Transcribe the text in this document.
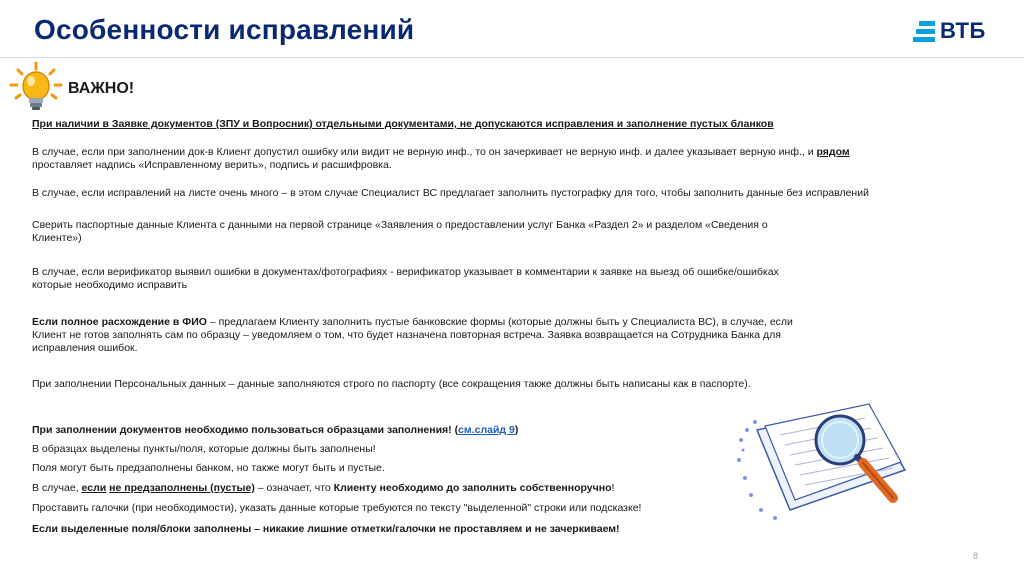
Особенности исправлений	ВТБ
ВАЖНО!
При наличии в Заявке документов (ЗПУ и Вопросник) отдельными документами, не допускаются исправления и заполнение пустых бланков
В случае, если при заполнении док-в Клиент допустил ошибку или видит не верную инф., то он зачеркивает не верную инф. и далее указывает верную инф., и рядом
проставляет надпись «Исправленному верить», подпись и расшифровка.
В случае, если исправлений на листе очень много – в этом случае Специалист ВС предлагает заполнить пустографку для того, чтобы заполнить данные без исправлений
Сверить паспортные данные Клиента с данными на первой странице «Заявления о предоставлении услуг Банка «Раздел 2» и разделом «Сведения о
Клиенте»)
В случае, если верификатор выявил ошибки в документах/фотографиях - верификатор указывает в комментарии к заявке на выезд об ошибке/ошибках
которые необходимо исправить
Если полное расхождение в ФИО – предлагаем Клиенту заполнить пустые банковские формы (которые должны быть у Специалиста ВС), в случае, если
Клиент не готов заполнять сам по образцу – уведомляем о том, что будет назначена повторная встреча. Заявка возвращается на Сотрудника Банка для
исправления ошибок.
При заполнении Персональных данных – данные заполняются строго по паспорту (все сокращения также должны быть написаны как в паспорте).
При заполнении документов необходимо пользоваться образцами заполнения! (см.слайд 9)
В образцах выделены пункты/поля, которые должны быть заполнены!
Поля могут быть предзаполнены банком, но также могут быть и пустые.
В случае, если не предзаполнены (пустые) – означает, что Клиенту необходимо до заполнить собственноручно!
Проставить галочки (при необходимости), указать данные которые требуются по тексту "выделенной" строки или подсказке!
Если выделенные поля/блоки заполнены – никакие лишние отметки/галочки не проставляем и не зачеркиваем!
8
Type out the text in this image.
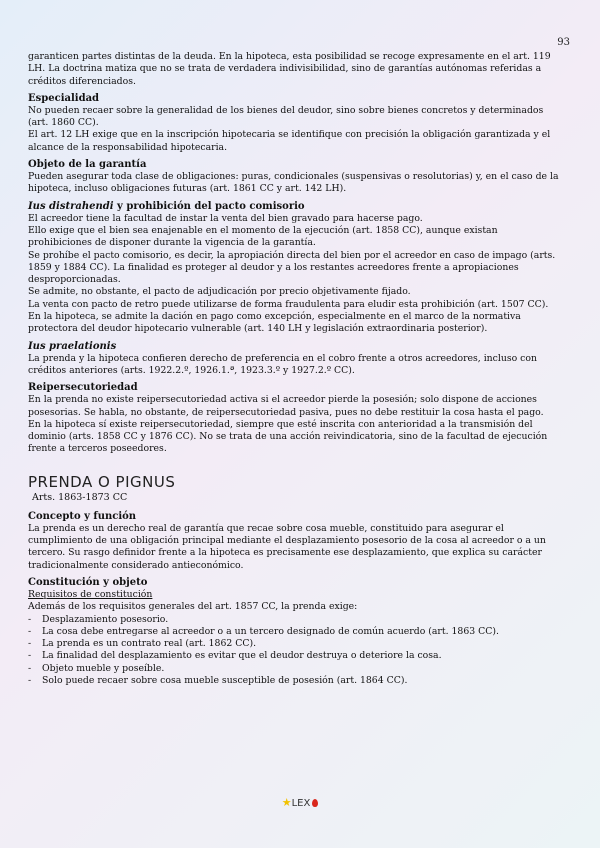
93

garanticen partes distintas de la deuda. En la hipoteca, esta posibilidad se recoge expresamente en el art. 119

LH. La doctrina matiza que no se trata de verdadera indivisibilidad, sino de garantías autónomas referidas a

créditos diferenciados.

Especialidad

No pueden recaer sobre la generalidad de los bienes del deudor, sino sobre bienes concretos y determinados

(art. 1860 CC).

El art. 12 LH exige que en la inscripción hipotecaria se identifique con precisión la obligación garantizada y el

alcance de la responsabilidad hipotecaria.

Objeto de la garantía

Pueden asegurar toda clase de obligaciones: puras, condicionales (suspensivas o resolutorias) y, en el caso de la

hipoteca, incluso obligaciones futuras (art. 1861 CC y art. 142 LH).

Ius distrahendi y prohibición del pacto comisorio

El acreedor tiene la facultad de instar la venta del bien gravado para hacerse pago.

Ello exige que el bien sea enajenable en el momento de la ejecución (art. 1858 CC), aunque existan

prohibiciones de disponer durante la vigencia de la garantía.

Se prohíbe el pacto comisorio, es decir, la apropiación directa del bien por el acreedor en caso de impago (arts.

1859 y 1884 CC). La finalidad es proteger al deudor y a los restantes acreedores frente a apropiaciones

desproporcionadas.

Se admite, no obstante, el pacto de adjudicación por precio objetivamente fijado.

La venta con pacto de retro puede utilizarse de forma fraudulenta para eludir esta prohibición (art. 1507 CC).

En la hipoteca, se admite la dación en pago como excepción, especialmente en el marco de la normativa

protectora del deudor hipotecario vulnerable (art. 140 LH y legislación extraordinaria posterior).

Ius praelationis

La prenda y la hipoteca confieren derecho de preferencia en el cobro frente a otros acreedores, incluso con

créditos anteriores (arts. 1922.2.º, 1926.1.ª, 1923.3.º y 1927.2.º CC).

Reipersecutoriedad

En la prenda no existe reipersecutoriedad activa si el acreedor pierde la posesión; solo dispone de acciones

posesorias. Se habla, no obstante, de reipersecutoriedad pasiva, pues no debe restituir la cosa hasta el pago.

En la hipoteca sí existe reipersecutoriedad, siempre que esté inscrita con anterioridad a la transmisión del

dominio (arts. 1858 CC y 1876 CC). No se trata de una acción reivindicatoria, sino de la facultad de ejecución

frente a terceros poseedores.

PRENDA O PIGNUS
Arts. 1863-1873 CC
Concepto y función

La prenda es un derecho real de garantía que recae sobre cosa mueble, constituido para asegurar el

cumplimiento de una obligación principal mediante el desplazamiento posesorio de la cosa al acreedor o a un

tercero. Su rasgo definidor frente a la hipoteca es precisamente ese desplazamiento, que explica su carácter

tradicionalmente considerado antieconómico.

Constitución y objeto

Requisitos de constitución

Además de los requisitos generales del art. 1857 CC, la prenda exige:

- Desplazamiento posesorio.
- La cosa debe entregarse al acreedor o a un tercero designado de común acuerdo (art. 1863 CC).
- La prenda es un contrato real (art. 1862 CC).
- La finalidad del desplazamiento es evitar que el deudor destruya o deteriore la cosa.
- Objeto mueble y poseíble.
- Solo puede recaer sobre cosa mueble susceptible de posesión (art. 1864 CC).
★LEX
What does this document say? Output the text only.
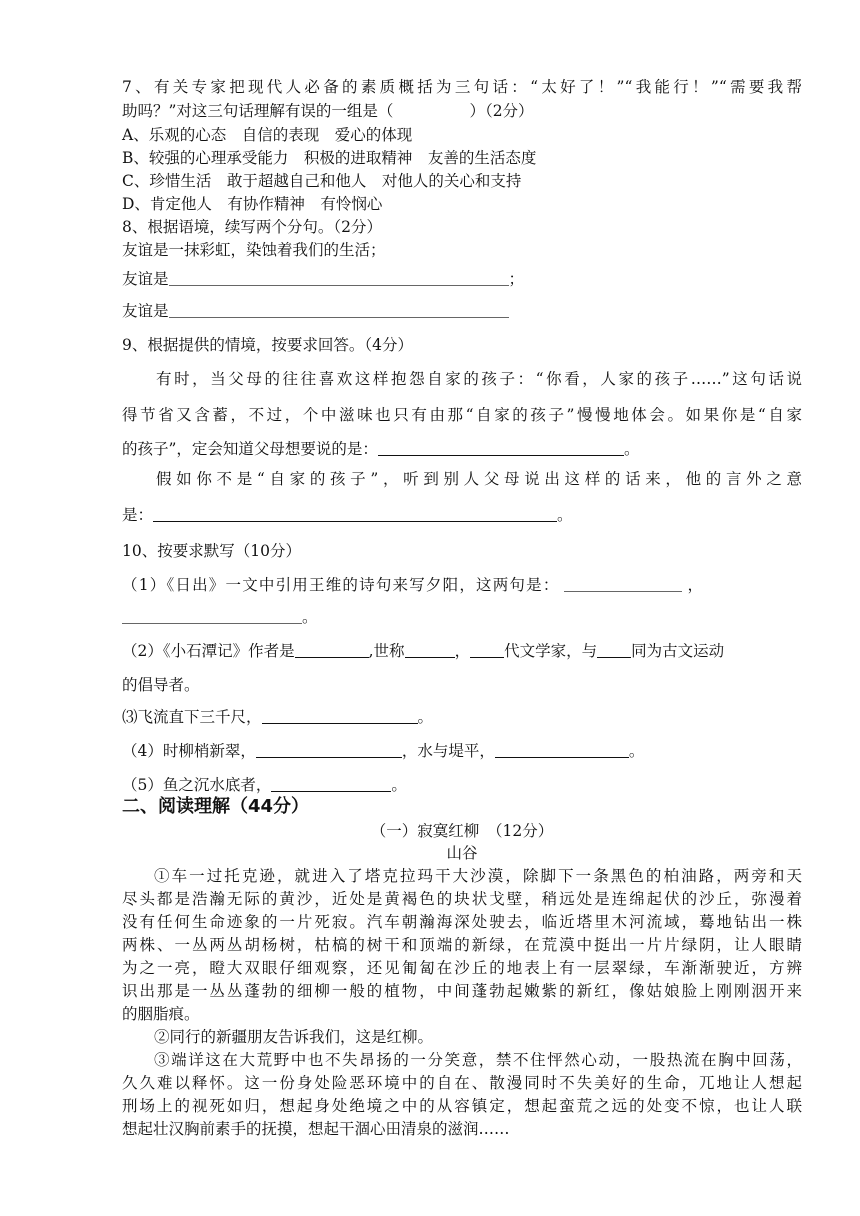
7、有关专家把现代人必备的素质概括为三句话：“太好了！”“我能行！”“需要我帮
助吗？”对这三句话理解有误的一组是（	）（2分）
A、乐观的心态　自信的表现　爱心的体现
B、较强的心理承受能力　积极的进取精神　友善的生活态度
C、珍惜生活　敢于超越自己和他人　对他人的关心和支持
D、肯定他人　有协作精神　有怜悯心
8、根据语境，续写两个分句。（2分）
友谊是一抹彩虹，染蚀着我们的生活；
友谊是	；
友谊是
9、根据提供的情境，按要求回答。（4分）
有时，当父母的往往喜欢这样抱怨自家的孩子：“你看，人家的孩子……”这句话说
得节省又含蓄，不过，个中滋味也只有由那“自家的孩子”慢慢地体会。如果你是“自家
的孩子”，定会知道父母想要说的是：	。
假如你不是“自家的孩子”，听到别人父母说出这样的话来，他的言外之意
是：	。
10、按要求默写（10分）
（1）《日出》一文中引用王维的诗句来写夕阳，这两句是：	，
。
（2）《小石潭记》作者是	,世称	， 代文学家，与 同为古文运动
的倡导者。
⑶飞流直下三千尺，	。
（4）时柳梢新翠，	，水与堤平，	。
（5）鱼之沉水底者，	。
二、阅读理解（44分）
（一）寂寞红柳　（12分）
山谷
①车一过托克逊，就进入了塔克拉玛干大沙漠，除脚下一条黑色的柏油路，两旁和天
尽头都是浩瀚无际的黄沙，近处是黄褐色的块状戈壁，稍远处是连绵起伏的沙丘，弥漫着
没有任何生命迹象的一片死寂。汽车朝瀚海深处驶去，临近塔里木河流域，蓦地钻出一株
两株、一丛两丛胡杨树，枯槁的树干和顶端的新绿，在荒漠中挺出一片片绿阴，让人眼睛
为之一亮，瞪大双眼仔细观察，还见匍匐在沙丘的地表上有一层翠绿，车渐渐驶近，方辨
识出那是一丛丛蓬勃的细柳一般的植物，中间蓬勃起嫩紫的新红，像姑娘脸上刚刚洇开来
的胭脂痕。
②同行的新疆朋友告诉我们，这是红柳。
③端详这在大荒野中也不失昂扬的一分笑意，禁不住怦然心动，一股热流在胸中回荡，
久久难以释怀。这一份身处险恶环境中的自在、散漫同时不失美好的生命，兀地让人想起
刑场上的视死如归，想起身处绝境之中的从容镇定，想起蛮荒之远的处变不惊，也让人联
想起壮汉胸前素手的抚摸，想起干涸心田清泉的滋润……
____________________
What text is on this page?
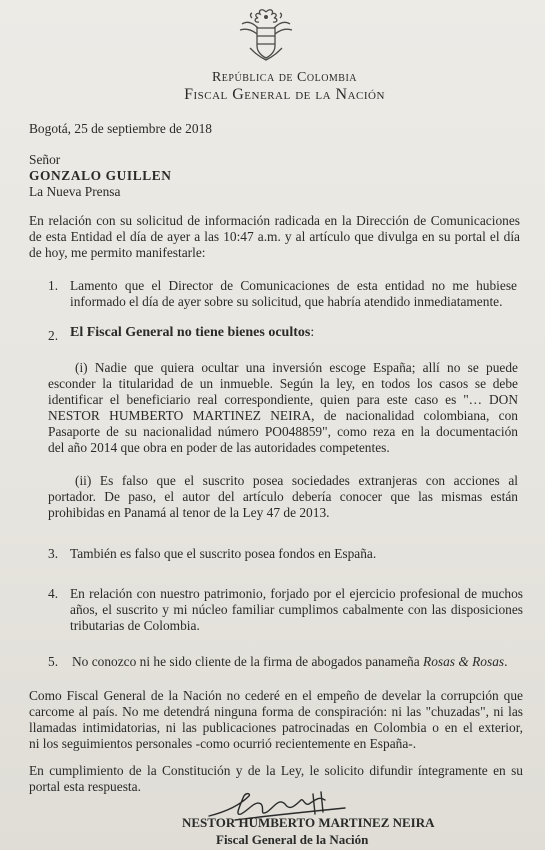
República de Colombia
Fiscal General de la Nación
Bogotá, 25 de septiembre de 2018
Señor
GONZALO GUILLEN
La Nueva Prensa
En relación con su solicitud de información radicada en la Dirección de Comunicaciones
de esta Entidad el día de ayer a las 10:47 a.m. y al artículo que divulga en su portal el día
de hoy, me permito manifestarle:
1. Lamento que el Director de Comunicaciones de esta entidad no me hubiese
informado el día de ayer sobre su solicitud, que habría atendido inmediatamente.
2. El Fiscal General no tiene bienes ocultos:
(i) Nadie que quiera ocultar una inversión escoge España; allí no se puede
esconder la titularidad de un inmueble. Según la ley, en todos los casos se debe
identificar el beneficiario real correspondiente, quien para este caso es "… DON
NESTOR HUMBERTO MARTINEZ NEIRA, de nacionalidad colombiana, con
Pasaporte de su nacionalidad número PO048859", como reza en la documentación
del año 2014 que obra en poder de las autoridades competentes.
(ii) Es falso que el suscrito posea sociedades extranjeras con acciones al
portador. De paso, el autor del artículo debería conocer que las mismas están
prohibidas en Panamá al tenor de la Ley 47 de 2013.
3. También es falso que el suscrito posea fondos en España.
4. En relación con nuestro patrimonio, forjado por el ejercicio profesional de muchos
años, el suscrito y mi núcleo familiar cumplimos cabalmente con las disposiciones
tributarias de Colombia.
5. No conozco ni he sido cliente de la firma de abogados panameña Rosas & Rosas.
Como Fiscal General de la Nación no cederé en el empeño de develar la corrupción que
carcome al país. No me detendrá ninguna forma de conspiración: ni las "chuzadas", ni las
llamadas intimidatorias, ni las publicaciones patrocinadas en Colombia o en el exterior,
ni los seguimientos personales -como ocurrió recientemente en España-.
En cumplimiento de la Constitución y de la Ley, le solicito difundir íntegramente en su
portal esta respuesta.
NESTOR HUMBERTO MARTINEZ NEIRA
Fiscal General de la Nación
____________________
**EXERCISE DIRECTIONS**: From the listing above, pick out every line containing "HUMBERTO".

**EXERCISE OUTPUT**:
NESTOR HUMBERTO MARTINEZ NEIRA, de nacionalidad colombiana, con
NESTOR HUMBERTO MARTINEZ NEIRA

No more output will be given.